Collected data entries →

---

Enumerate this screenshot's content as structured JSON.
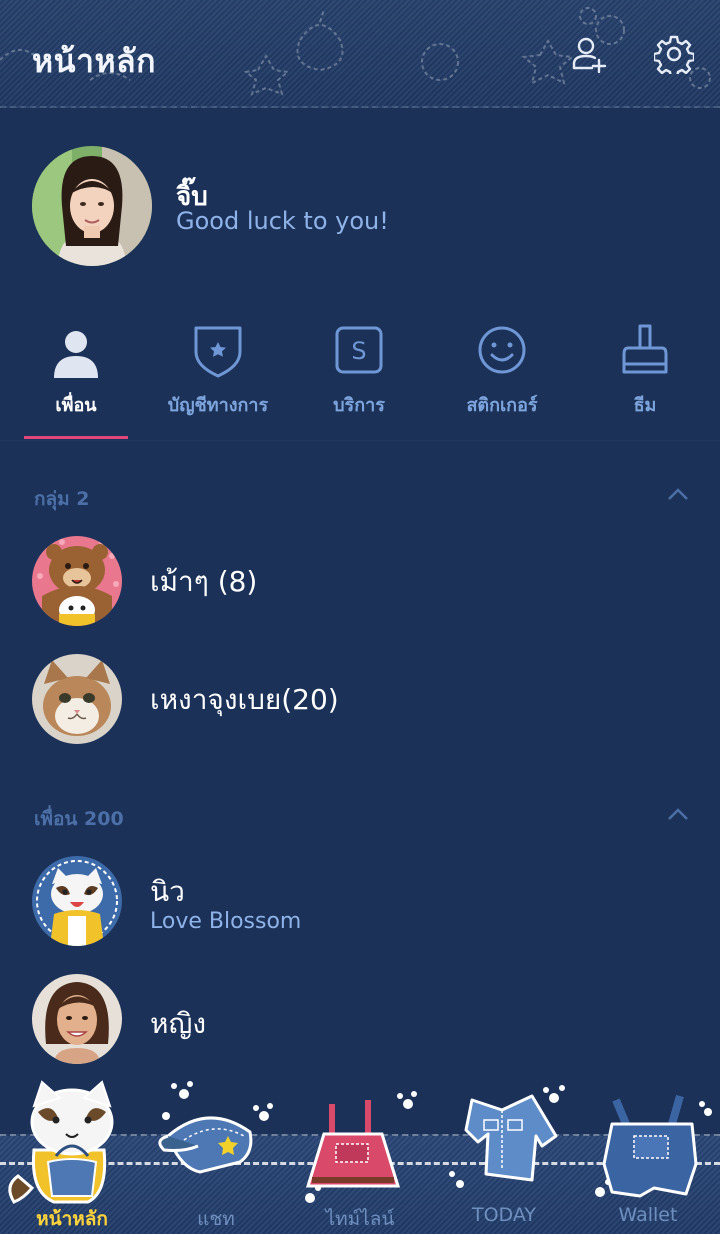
{
  "header": {
    "title": "หน้าหลัก",
    "add_friend_icon": "add-friend-icon",
    "settings_icon": "gear-icon"
  },
  "profile": {
    "name": "จิ๊บ",
    "status_message": "Good luck to you!"
  },
  "tabs": [
    {
      "label": "เพื่อน",
      "icon": "person-icon",
      "active": true
    },
    {
      "label": "บัญชีทางการ",
      "icon": "shield-star-icon",
      "active": false
    },
    {
      "label": "บริการ",
      "icon": "service-s-icon",
      "active": false
    },
    {
      "label": "สติกเกอร์",
      "icon": "smiley-icon",
      "active": false
    },
    {
      "label": "ธีม",
      "icon": "brush-icon",
      "active": false
    }
  ],
  "groups_section": {
    "title": "กลุ่ม 2",
    "items": [
      {
        "name": "เม้าๆ (8)"
      },
      {
        "name": "เหงาจุงเบย(20)"
      }
    ]
  },
  "friends_section": {
    "title": "เพื่อน 200",
    "items": [
      {
        "name": "นิว",
        "status": "Love Blossom"
      },
      {
        "name": "หญิง",
        "status": ""
      }
    ]
  },
  "bottom_nav": [
    {
      "label": "หน้าหลัก",
      "icon": "raccoon-icon",
      "active": true
    },
    {
      "label": "แชท",
      "icon": "cap-icon",
      "active": false
    },
    {
      "label": "ไทม์ไลน์",
      "icon": "overalls-dress-icon",
      "active": false
    },
    {
      "label": "TODAY",
      "icon": "denim-jacket-icon",
      "active": false
    },
    {
      "label": "Wallet",
      "icon": "denim-overalls-icon",
      "active": false
    }
  ],
  "colors": {
    "background": "#1b3158",
    "accent_underline": "#e0457b",
    "status_text": "#8fb3e8",
    "active_nav_label": "#ffd43b"
  }
}
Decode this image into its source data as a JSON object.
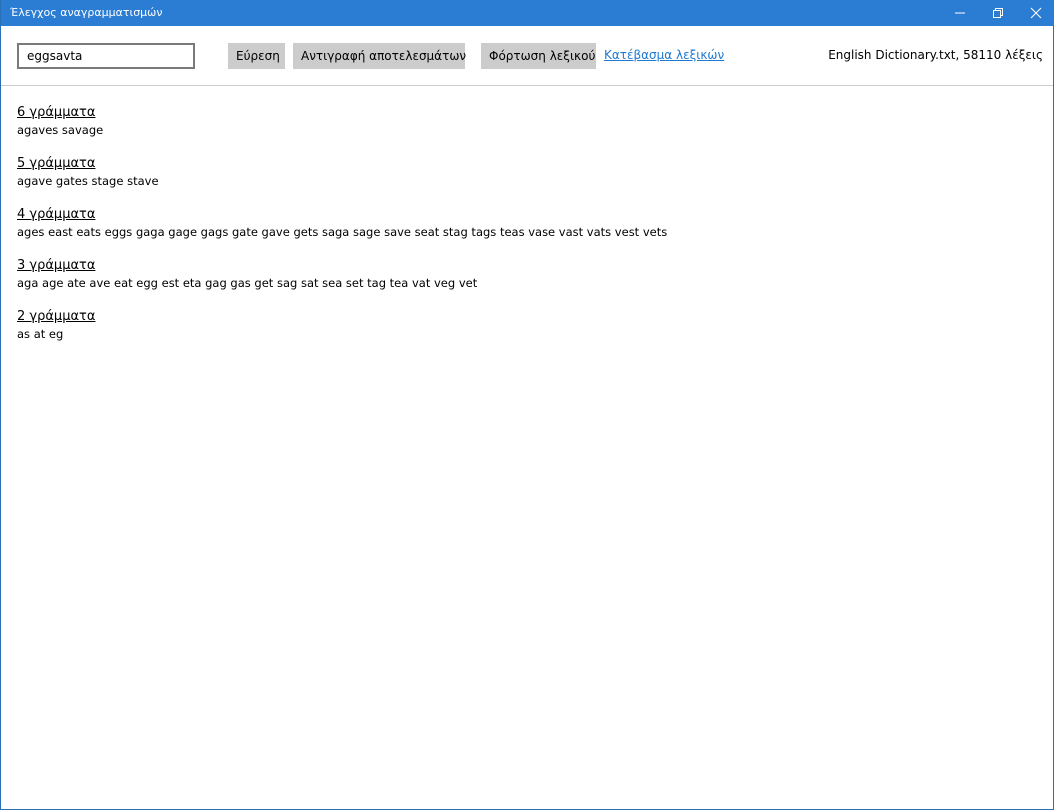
{
  "window": {
    "title": "Έλεγχος αναγραμματισμών",
    "minimize_icon": "minimize-icon",
    "maximize_icon": "restore-icon",
    "close_icon": "close-icon",
    "titlebar_color": "#2b7cd3"
  },
  "toolbar": {
    "search_value": "eggsavta",
    "find_label": "Εύρεση",
    "copy_label": "Αντιγραφή αποτελεσμάτων",
    "load_label": "Φόρτωση λεξικού",
    "download_link": "Κατέβασμα λεξικών",
    "dictionary_status": "English Dictionary.txt, 58110 λέξεις",
    "link_color": "#1f7ad1",
    "button_color": "#cccccc"
  },
  "results": [
    {
      "heading": "6 γράμματα",
      "words": "agaves savage"
    },
    {
      "heading": "5 γράμματα",
      "words": "agave gates stage stave"
    },
    {
      "heading": "4 γράμματα",
      "words": "ages east eats eggs gaga gage gags gate gave gets saga sage save seat stag tags teas vase vast vats vest vets"
    },
    {
      "heading": "3 γράμματα",
      "words": "aga age ate ave eat egg est eta gag gas get sag sat sea set tag tea vat veg vet"
    },
    {
      "heading": "2 γράμματα",
      "words": "as at eg"
    }
  ]
}
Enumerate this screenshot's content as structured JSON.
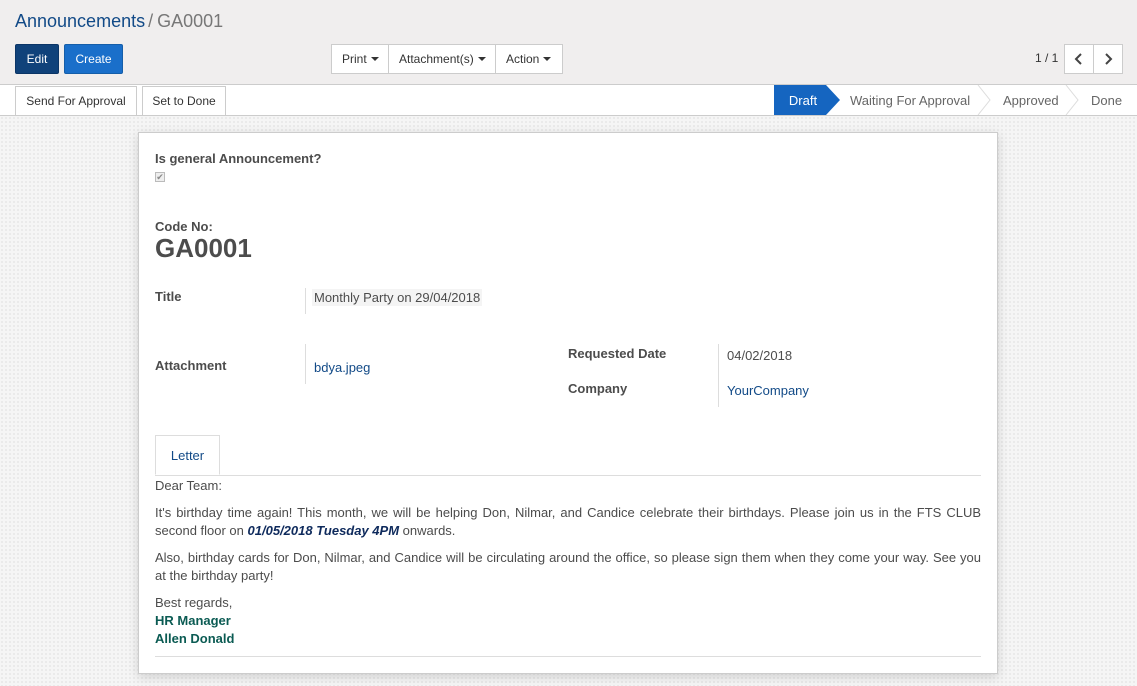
{
  "breadcrumb": {
    "parent": "Announcements",
    "separator": "/",
    "current": "GA0001"
  },
  "buttons": {
    "edit": "Edit",
    "create": "Create"
  },
  "sidebar": {
    "print": "Print",
    "attachments": "Attachment(s)",
    "action": "Action"
  },
  "pager": {
    "value": "1 / 1"
  },
  "statusbar": {
    "send_for_approval": "Send For Approval",
    "set_to_done": "Set to Done",
    "stages": [
      "Draft",
      "Waiting For Approval",
      "Approved",
      "Done"
    ],
    "active_stage": "Draft"
  },
  "form": {
    "general_label": "Is general Announcement?",
    "general_checked": true,
    "code_label": "Code No:",
    "code_value": "GA0001",
    "title_label": "Title",
    "title_value": "Monthly Party on 29/04/2018",
    "attachment_label": "Attachment",
    "attachment_value": "bdya.jpeg",
    "requested_date_label": "Requested Date",
    "requested_date_value": "04/02/2018",
    "company_label": "Company",
    "company_value": "YourCompany"
  },
  "tabs": [
    {
      "label": "Letter"
    }
  ],
  "letter": {
    "greeting": "Dear Team:",
    "p1_before": "It's birthday time again! This month, we will be helping Don, Nilmar, and Candice celebrate their birthdays. Please join us in the FTS CLUB second floor on ",
    "p1_emph": "01/05/2018 Tuesday 4PM",
    "p1_after": " onwards.",
    "p2": "Also, birthday cards for Don, Nilmar, and Candice will be circulating around the office, so please sign them when they come your way. See you at the birthday party!",
    "closing": "Best regards,",
    "sig_title": "HR Manager",
    "sig_name": "Allen Donald"
  },
  "colors": {
    "primary": "#10427a",
    "create": "#1a6fca",
    "active_stage": "#1565c0",
    "link": "#124a87",
    "signature": "#0b5b53"
  },
  "icons": {
    "prev": "chevron-left-icon",
    "next": "chevron-right-icon",
    "caret": "caret-down-icon",
    "check": "checkmark-icon"
  }
}
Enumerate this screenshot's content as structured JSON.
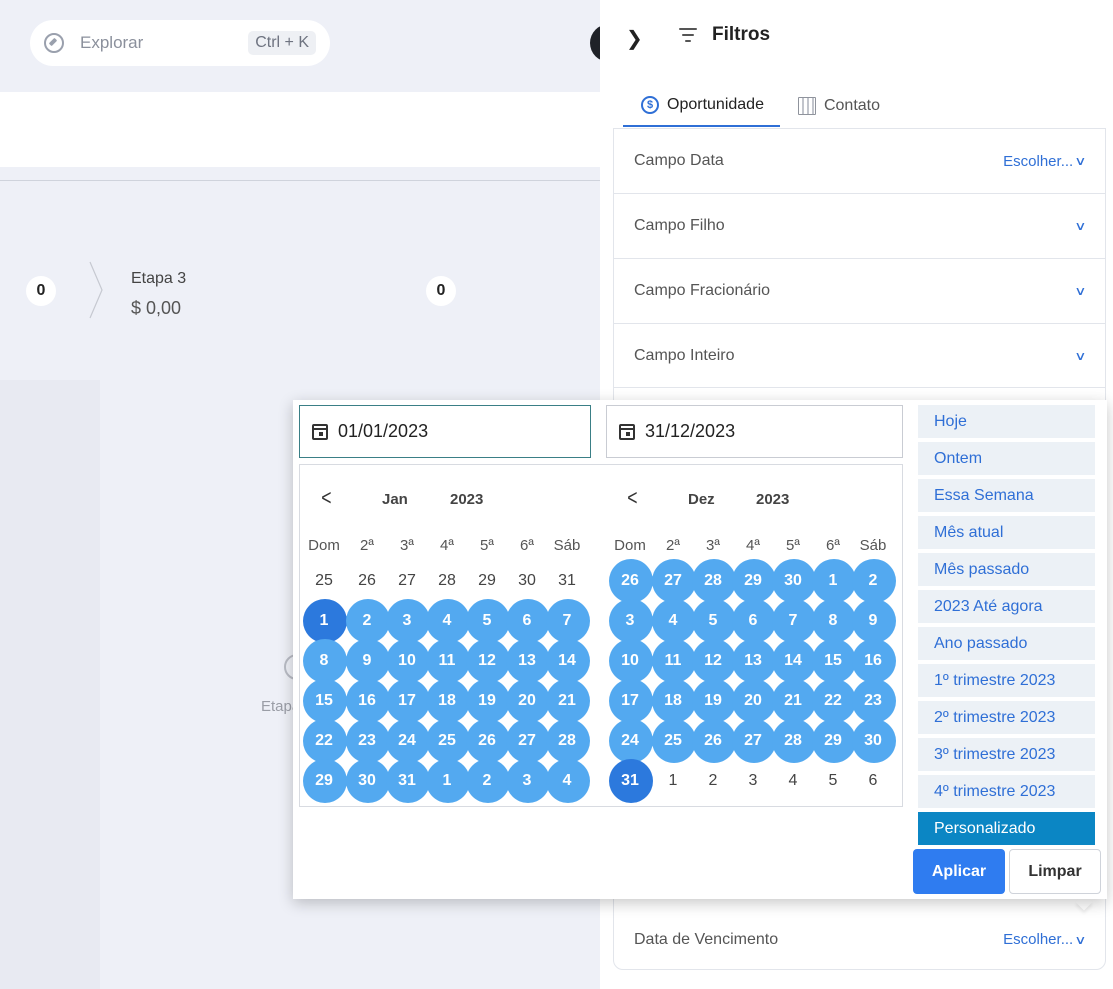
{
  "topbar": {
    "search_placeholder": "Explorar",
    "shortcut": "Ctrl + K"
  },
  "pipeline": {
    "left_count": "0",
    "stage_name": "Etapa 3",
    "stage_value": "$ 0,00",
    "right_count": "0",
    "ghost_label": "Etapa"
  },
  "panel": {
    "title": "Filtros",
    "tabs": [
      {
        "label": "Oportunidade",
        "icon": "dollar-icon"
      },
      {
        "label": "Contato",
        "icon": "building-icon"
      }
    ],
    "fields": [
      {
        "label": "Campo Data",
        "action": "Escolher..."
      },
      {
        "label": "Campo Filho",
        "action": ""
      },
      {
        "label": "Campo Fracionário",
        "action": ""
      },
      {
        "label": "Campo Inteiro",
        "action": ""
      },
      {
        "label": "Data de Vencimento",
        "action": "Escolher..."
      }
    ]
  },
  "datepicker": {
    "start_date": "01/01/2023",
    "end_date": "31/12/2023",
    "weekdays": [
      "Dom",
      "2ª",
      "3ª",
      "4ª",
      "5ª",
      "6ª",
      "Sáb"
    ],
    "months": [
      {
        "name": "Jan",
        "year": "2023",
        "days": [
          25,
          26,
          27,
          28,
          29,
          30,
          31,
          1,
          2,
          3,
          4,
          5,
          6,
          7,
          8,
          9,
          10,
          11,
          12,
          13,
          14,
          15,
          16,
          17,
          18,
          19,
          20,
          21,
          22,
          23,
          24,
          25,
          26,
          27,
          28,
          29,
          30,
          31,
          1,
          2,
          3,
          4
        ],
        "selected_from_index": 7,
        "selected_to_index": 41,
        "range_start_index": 7,
        "range_end_index": -1
      },
      {
        "name": "Dez",
        "year": "2023",
        "days": [
          26,
          27,
          28,
          29,
          30,
          1,
          2,
          3,
          4,
          5,
          6,
          7,
          8,
          9,
          10,
          11,
          12,
          13,
          14,
          15,
          16,
          17,
          18,
          19,
          20,
          21,
          22,
          23,
          24,
          25,
          26,
          27,
          28,
          29,
          30,
          31,
          1,
          2,
          3,
          4,
          5,
          6
        ],
        "selected_from_index": 0,
        "selected_to_index": 35,
        "range_start_index": -1,
        "range_end_index": 35
      }
    ],
    "presets": [
      "Hoje",
      "Ontem",
      "Essa Semana",
      "Mês atual",
      "Mês passado",
      "2023 Até agora",
      "Ano passado",
      "1º trimestre 2023",
      "2º trimestre 2023",
      "3º trimestre 2023",
      "4º trimestre 2023",
      "Personalizado"
    ],
    "active_preset": "Personalizado",
    "apply_label": "Aplicar",
    "clear_label": "Limpar"
  }
}
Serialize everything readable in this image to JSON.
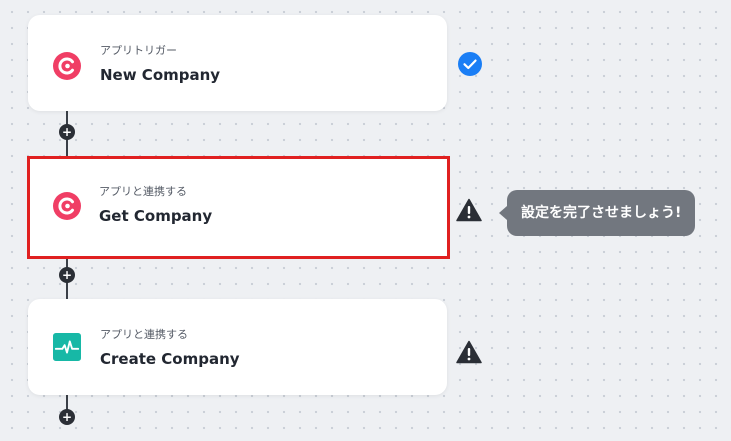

---

What to produce → Only lines holding the string "Approval" are wanted; gather each one from the entries above.

Written response →
    "send_for_approval": "Send For Approval",
      "Waiting For Approval",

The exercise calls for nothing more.